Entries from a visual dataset
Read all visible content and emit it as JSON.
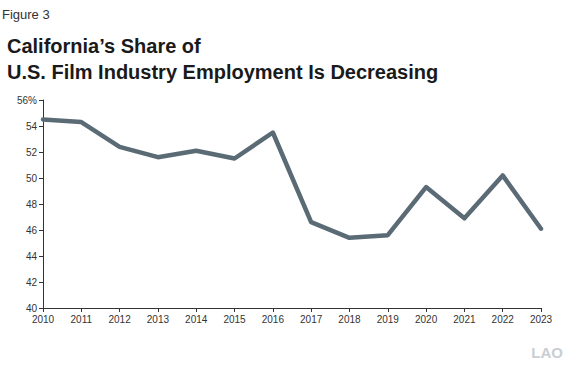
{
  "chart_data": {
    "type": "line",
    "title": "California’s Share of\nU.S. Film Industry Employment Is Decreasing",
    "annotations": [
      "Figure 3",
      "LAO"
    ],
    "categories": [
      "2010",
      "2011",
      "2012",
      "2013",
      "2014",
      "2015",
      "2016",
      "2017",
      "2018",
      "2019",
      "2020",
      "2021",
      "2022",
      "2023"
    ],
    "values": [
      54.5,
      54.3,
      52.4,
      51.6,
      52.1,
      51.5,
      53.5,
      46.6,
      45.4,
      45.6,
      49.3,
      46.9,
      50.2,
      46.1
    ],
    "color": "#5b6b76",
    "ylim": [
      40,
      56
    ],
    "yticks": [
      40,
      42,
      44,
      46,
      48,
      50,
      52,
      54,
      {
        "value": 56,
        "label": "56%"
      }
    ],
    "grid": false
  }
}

— What to work on —
Each entry shown above must be quoted exactly, with its pictures left out.

— Solution for this exercise —
Read all visible content and emit it as JSON.
{
  "chart_data": {
    "type": "line",
    "title": "California’s Share of\nU.S. Film Industry Employment Is Decreasing",
    "annotations": [
      "Figure 3",
      "LAO"
    ],
    "categories": [
      "2010",
      "2011",
      "2012",
      "2013",
      "2014",
      "2015",
      "2016",
      "2017",
      "2018",
      "2019",
      "2020",
      "2021",
      "2022",
      "2023"
    ],
    "values": [
      54.5,
      54.3,
      52.4,
      51.6,
      52.1,
      51.5,
      53.5,
      46.6,
      45.4,
      45.6,
      49.3,
      46.9,
      50.2,
      46.1
    ],
    "color": "#5b6b76",
    "ylim": [
      40,
      56
    ],
    "yticks": [
      40,
      42,
      44,
      46,
      48,
      50,
      52,
      54,
      {
        "value": 56,
        "label": "56%"
      }
    ],
    "grid": false
  }
}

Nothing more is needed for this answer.